→ **The problem**
List each line in which the string "chat" appears.

======== Data for processing ========

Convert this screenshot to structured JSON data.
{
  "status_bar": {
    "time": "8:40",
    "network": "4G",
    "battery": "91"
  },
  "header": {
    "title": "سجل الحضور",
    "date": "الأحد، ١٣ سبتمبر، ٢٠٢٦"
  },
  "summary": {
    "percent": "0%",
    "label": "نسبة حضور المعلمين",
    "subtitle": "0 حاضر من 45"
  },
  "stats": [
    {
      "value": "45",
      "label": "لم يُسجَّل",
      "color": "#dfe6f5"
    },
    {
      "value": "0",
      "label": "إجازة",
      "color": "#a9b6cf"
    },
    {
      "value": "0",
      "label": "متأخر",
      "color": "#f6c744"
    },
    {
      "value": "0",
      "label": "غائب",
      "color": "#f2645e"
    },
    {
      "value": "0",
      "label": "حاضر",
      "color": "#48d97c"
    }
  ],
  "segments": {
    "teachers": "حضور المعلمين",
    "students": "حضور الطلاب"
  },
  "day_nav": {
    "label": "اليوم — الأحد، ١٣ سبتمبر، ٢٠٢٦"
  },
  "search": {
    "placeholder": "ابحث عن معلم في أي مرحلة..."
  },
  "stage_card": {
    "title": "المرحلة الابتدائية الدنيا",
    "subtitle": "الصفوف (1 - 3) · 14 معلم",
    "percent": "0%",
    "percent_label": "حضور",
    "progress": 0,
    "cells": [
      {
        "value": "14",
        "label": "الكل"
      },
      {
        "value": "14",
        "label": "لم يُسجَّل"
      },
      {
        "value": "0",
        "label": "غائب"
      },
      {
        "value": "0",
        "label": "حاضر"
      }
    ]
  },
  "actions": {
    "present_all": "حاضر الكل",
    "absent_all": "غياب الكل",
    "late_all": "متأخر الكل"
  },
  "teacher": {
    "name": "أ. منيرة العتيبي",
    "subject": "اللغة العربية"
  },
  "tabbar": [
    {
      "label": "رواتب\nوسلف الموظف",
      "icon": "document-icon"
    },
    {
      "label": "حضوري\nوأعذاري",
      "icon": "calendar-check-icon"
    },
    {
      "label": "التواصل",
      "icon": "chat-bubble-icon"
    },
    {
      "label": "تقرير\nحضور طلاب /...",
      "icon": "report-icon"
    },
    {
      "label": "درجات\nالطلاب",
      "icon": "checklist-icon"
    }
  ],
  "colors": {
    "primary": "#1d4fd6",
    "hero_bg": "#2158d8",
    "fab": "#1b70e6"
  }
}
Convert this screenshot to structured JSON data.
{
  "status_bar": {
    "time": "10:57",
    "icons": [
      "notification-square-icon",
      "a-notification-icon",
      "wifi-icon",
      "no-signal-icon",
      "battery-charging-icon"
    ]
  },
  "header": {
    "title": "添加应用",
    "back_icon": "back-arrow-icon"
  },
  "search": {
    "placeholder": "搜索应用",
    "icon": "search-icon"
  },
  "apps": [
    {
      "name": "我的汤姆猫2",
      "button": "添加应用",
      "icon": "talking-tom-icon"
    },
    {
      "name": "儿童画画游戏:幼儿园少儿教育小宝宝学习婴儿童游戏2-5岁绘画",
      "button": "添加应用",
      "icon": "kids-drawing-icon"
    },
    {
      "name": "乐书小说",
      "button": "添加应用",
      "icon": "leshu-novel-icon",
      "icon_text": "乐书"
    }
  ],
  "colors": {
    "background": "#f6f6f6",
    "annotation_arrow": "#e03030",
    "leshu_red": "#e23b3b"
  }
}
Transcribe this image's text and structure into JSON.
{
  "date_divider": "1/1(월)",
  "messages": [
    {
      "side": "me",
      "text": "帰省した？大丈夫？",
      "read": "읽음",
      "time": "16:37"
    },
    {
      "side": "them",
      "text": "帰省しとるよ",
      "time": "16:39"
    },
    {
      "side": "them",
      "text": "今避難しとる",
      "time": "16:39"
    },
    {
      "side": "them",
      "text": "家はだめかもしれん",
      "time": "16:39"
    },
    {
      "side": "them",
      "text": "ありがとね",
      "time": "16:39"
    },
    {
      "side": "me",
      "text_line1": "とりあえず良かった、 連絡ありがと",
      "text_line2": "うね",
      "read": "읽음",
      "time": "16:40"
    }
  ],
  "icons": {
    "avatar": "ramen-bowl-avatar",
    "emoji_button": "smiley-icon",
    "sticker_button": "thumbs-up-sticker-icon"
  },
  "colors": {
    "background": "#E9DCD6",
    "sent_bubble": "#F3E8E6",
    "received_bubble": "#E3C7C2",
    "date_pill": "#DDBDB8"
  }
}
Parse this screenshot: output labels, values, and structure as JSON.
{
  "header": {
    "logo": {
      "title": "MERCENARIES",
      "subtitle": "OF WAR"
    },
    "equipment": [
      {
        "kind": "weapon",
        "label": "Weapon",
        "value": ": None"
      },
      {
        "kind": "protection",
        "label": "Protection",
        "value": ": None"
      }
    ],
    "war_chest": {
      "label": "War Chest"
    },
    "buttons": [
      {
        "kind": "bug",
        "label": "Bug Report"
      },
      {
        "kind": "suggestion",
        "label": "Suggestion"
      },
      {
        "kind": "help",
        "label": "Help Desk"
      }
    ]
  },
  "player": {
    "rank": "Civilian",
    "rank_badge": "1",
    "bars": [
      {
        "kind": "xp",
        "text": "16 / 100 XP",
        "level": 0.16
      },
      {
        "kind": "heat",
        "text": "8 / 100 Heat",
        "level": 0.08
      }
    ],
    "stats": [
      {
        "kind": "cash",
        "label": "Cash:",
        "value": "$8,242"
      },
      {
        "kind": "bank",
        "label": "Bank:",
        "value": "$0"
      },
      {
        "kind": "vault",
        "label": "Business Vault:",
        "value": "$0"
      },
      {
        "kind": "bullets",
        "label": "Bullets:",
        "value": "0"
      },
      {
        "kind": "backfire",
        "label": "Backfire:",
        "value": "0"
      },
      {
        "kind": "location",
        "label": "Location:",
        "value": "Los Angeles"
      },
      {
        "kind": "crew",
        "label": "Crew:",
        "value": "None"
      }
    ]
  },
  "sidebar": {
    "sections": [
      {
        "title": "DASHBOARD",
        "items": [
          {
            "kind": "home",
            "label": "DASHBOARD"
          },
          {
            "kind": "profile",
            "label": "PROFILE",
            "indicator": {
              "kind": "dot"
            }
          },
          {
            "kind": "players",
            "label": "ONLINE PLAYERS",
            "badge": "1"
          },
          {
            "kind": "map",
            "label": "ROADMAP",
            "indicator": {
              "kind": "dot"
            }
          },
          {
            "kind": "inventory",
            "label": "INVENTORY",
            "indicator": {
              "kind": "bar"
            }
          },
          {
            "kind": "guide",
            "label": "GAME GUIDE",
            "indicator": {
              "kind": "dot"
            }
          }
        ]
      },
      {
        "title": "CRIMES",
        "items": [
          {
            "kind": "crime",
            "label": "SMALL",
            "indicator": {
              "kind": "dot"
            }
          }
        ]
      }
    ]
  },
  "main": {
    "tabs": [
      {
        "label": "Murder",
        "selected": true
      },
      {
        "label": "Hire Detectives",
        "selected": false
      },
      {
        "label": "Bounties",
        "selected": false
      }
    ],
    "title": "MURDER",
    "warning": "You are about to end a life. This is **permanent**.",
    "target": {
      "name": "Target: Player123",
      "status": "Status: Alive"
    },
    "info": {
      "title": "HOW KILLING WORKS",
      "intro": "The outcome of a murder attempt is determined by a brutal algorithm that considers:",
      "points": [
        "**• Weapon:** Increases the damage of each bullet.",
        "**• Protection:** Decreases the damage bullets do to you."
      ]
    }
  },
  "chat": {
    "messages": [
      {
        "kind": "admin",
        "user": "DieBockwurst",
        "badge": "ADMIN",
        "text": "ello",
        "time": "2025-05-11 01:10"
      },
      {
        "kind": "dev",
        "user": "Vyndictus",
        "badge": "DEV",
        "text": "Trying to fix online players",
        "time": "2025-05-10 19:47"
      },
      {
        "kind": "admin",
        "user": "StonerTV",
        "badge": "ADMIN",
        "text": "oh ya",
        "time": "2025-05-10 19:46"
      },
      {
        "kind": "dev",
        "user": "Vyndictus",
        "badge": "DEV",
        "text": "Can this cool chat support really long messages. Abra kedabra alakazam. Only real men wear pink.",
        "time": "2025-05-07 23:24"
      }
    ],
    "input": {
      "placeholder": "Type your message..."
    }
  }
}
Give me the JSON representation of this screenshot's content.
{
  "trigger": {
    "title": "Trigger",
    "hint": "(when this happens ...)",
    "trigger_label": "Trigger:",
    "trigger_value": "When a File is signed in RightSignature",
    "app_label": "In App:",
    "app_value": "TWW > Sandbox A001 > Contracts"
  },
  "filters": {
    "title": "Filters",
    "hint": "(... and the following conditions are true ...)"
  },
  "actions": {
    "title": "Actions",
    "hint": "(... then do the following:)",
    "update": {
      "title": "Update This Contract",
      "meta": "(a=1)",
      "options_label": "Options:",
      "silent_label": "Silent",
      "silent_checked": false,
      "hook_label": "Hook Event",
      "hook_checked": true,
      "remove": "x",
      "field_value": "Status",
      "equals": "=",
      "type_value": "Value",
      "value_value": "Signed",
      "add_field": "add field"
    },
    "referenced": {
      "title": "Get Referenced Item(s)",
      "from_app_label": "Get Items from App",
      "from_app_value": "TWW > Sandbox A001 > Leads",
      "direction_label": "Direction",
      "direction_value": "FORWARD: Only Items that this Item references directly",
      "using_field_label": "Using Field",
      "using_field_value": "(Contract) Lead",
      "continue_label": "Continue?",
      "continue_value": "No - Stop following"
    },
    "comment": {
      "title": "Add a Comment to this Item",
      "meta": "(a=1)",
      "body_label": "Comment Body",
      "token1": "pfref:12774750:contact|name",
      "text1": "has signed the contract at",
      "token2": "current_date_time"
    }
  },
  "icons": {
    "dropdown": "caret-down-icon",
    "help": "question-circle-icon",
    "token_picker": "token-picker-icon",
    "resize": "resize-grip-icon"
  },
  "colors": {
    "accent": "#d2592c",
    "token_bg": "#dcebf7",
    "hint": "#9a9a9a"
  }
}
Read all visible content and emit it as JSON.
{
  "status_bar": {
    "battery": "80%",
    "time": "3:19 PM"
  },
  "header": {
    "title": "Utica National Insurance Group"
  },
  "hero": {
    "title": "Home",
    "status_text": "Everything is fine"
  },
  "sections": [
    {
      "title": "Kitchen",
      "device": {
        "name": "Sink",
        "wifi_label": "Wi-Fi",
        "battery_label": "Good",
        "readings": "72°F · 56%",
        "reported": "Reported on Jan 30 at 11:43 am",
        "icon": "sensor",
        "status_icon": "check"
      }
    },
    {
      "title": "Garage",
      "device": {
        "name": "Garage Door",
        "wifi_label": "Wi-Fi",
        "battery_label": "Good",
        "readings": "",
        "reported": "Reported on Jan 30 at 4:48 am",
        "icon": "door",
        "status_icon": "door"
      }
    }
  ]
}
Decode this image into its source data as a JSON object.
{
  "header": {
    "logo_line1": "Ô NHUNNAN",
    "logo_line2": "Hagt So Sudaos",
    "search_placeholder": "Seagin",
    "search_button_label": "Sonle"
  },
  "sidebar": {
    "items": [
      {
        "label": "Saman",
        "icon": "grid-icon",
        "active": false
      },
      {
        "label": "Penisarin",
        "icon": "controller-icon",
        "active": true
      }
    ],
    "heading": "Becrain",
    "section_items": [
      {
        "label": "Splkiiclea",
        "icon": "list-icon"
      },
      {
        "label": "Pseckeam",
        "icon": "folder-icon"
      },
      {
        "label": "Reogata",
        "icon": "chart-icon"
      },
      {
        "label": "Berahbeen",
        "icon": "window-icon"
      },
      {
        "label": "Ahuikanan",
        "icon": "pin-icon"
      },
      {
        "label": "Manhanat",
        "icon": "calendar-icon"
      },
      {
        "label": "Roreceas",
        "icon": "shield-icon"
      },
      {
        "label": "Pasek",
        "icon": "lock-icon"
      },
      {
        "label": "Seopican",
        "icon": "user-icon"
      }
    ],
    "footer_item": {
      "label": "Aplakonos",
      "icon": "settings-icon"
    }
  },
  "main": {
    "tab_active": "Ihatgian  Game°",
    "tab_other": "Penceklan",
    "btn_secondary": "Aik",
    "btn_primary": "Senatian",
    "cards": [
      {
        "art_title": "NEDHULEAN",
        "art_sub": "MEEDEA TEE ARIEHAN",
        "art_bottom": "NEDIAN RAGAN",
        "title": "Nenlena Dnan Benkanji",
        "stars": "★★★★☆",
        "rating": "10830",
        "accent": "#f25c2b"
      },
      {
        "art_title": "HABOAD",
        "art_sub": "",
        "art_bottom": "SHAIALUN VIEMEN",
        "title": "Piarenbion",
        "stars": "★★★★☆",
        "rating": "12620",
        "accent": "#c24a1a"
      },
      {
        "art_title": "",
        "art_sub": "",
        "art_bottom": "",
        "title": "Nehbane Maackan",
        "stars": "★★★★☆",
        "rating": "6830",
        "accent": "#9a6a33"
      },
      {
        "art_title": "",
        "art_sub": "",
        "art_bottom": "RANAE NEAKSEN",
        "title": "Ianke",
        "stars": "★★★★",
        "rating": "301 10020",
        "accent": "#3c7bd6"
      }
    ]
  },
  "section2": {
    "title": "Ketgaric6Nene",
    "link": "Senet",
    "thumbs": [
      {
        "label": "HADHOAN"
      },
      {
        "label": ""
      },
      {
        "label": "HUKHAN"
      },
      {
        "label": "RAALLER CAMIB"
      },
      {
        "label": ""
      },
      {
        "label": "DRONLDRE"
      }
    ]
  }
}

========

→ **The answer**
      "icon": "chat-bubble-icon"
  "chat": {
        "text": "Can this cool chat support really long messages. Abra kedabra alakazam. Only real men wear pink.",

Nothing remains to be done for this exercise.